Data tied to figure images
────

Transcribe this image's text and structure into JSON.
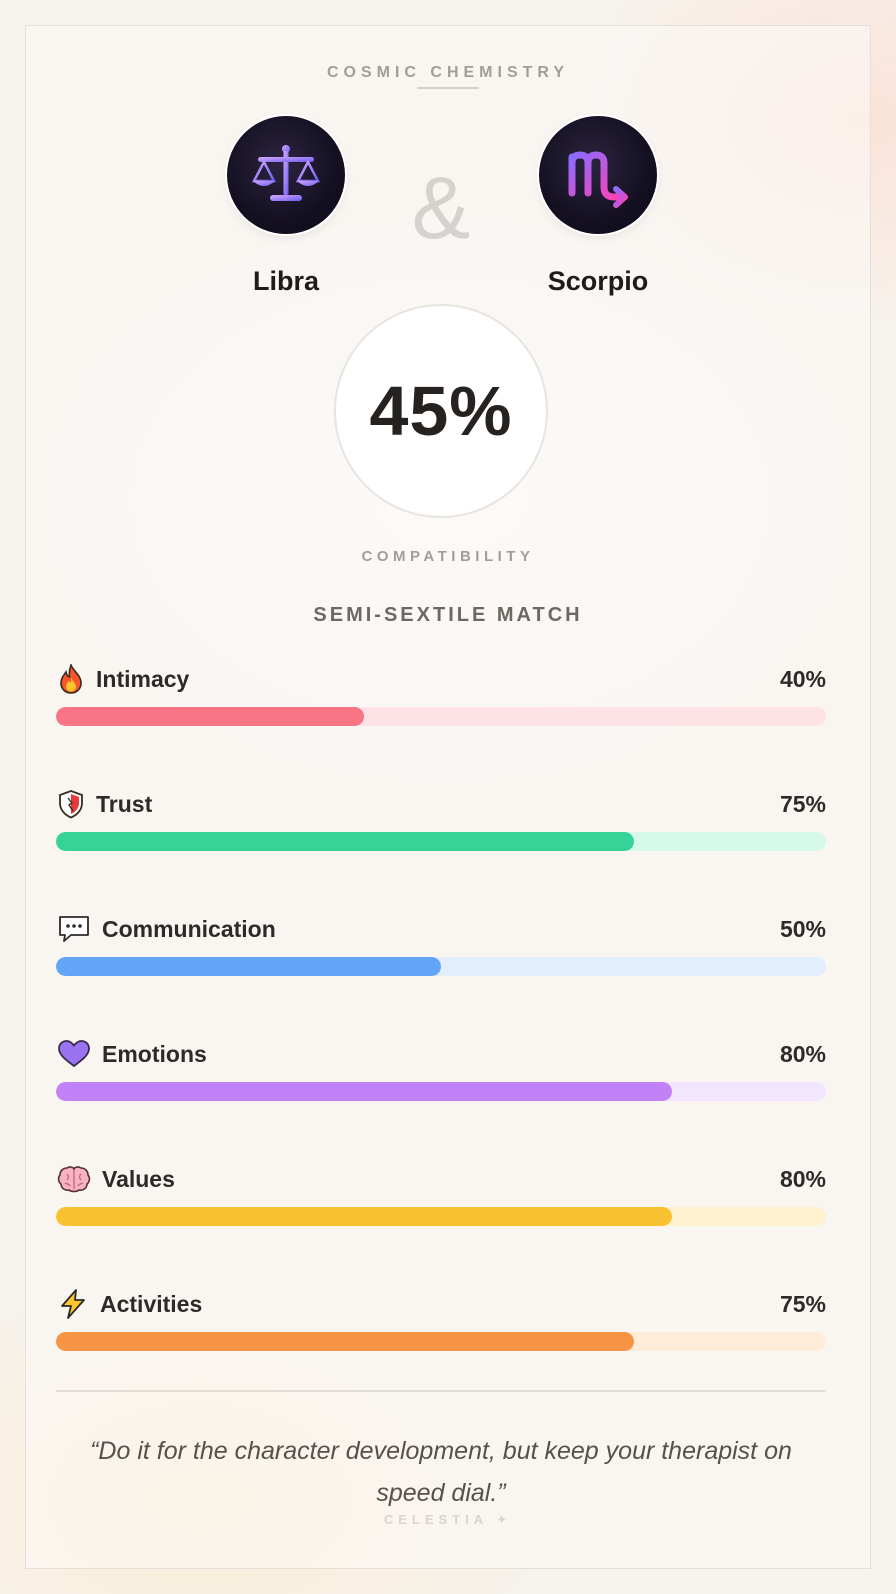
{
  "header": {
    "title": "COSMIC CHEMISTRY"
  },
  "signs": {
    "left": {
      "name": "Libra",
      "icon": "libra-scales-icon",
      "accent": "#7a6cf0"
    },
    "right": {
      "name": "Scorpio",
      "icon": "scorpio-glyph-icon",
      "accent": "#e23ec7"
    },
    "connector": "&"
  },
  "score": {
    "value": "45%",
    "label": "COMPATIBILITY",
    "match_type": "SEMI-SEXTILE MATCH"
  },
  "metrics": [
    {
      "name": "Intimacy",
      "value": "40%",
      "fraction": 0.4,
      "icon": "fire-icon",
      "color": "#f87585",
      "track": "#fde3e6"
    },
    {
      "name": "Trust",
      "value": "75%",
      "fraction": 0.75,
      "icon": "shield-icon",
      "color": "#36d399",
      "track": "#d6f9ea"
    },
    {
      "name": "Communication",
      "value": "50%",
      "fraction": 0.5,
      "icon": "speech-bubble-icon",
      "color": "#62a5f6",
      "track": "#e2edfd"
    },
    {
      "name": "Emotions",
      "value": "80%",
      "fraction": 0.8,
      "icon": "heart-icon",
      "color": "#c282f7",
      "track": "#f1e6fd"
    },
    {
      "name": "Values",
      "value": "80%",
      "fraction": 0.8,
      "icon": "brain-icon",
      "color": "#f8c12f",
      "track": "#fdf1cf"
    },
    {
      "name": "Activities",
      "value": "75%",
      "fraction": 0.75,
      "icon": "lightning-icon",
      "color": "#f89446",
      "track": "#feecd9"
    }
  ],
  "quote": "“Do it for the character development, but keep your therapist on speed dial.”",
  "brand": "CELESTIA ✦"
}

────

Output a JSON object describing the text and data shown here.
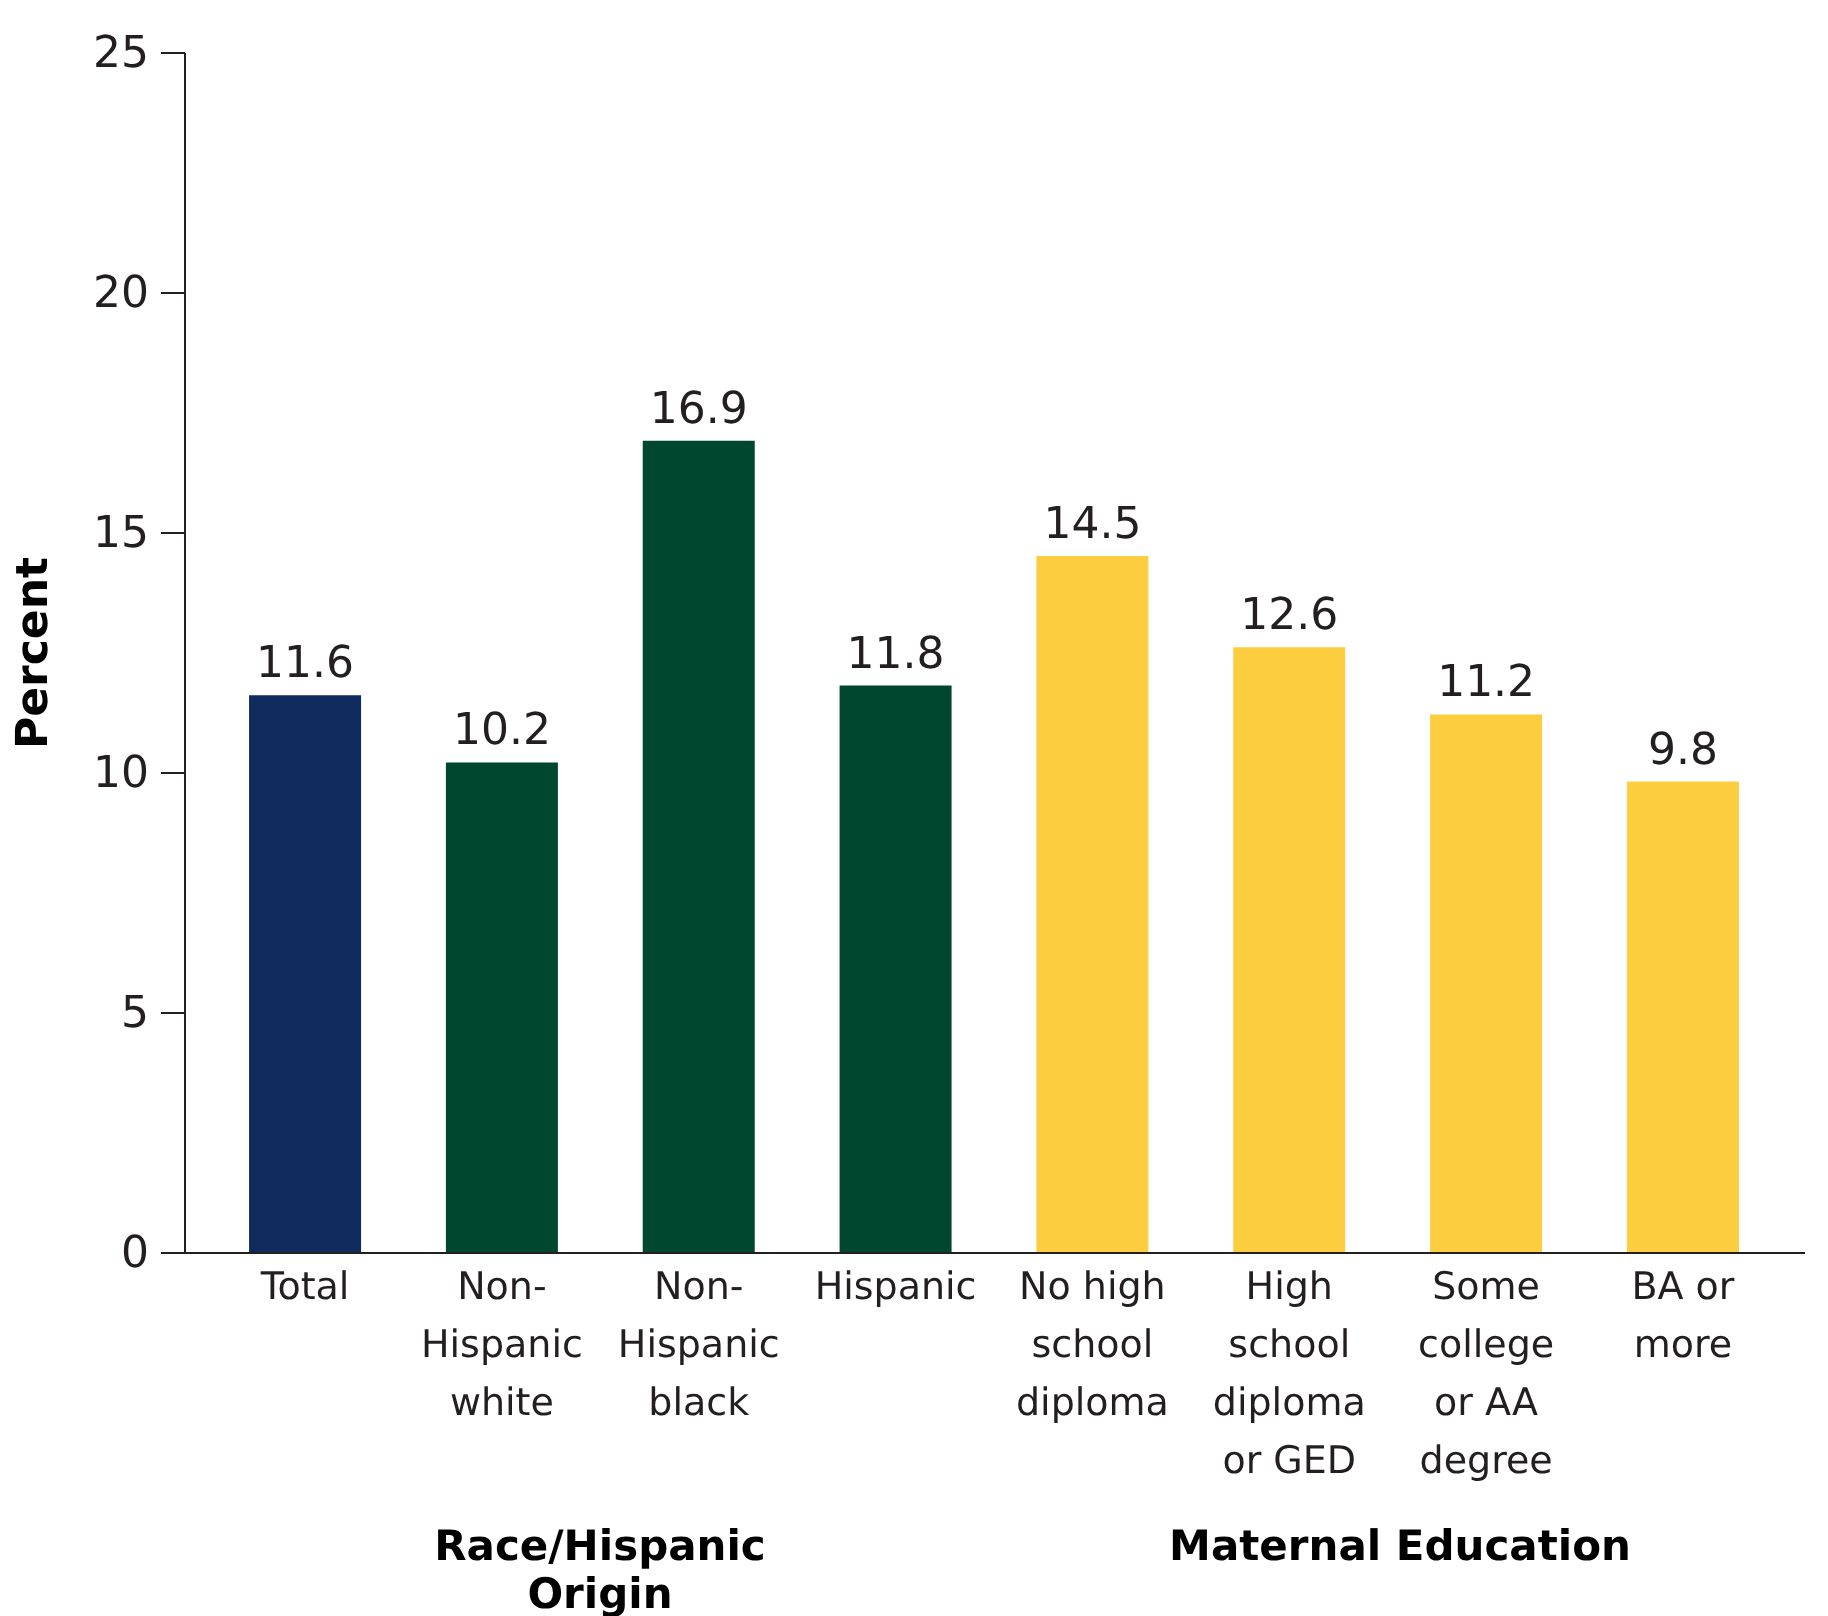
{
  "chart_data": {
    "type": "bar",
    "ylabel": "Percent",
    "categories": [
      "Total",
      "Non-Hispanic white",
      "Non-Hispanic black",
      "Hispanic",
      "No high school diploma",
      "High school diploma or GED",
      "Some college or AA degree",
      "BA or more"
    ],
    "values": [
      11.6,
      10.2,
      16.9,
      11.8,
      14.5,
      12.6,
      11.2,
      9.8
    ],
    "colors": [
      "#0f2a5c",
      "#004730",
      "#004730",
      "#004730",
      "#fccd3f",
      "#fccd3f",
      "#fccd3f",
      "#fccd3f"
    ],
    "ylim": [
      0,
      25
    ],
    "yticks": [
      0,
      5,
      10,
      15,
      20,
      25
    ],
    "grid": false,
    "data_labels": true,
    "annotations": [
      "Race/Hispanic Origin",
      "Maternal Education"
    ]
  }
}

────

Direction
Which lines in the listing above hold the word "text"? Show each of them.

Reply to the exercise
Transcribe this image's text and structure into JSON.
Output a JSON object describing the text and data shown here.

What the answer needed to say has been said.